→ **Short exercise**:
Look through the listing for the word "this". Copy each line that has it.

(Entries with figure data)
-.-.-

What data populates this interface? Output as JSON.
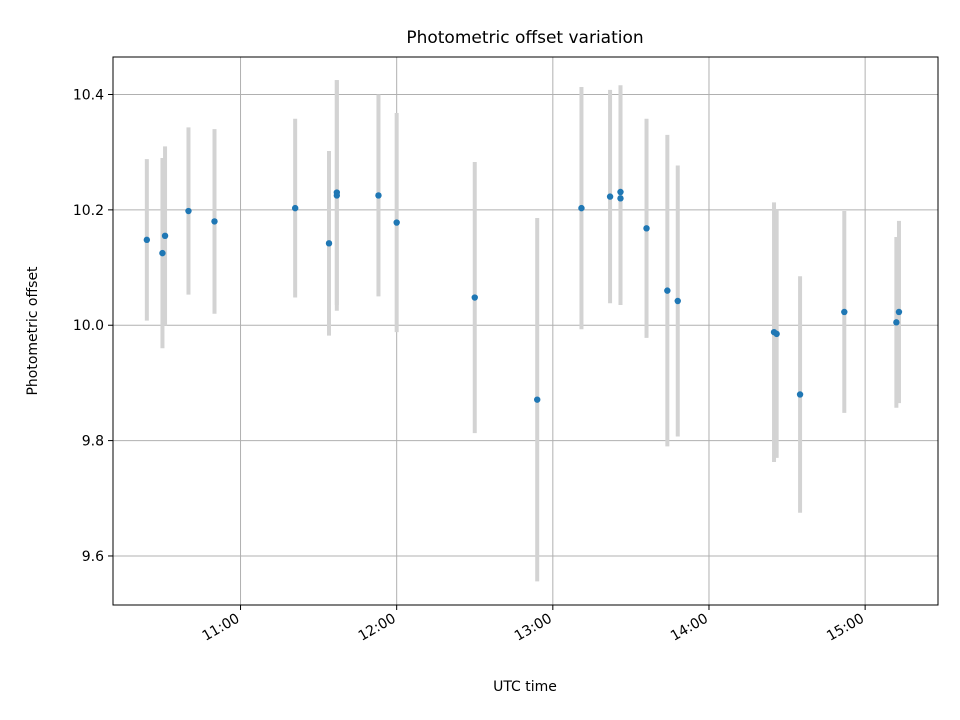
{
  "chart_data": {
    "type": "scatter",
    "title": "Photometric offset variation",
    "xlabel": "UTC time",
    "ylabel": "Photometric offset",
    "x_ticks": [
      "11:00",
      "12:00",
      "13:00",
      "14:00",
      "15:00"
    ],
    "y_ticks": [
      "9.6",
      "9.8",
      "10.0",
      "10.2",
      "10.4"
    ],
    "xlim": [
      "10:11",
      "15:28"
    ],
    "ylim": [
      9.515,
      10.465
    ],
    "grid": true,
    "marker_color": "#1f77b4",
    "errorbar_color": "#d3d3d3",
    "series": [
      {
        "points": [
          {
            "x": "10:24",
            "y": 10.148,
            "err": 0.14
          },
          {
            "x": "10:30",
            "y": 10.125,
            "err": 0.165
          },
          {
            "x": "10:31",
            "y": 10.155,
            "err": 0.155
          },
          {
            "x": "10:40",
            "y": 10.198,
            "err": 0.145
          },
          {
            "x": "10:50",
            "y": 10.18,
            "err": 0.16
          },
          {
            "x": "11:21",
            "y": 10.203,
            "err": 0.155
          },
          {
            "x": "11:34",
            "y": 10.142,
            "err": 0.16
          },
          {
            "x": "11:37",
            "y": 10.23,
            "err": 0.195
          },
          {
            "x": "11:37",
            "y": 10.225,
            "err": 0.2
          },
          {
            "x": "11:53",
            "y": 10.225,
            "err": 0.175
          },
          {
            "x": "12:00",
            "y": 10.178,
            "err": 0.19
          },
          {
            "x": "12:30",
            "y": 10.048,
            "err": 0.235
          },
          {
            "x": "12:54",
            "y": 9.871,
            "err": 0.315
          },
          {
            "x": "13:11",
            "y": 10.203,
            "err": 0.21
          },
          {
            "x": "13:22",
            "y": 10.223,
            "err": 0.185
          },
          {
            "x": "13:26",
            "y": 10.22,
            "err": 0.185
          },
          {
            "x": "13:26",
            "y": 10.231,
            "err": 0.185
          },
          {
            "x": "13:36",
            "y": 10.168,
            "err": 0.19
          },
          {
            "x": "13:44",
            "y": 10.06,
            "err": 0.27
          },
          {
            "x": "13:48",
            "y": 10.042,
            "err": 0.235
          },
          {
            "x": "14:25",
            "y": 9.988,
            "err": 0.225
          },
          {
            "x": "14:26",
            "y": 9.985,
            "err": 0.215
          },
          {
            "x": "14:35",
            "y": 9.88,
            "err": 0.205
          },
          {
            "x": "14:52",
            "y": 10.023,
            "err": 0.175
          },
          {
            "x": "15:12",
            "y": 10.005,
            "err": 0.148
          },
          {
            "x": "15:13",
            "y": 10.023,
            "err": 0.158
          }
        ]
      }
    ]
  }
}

-.-.-

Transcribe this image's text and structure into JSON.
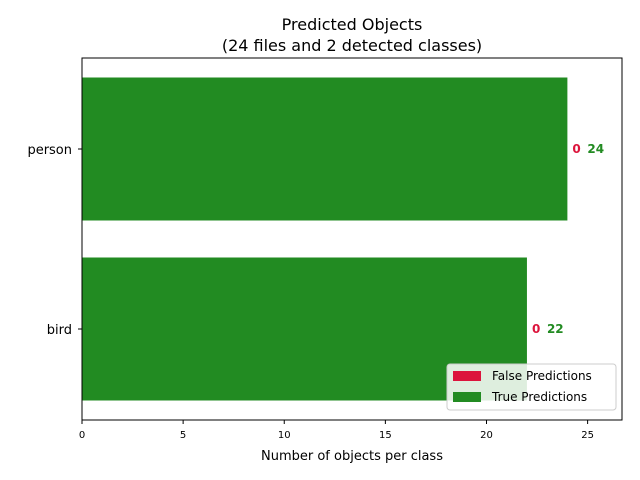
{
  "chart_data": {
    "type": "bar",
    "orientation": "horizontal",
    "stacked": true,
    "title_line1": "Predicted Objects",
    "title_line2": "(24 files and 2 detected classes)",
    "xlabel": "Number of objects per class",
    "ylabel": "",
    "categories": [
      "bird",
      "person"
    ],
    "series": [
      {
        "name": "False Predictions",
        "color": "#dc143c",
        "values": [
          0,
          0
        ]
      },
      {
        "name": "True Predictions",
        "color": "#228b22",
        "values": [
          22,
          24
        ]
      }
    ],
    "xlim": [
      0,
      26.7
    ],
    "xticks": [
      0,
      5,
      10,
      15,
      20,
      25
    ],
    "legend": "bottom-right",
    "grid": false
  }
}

-.-.-

→ **Answer in full**:
What data populates this interface? Output as JSON.
Transcribe this image's text and structure into JSON.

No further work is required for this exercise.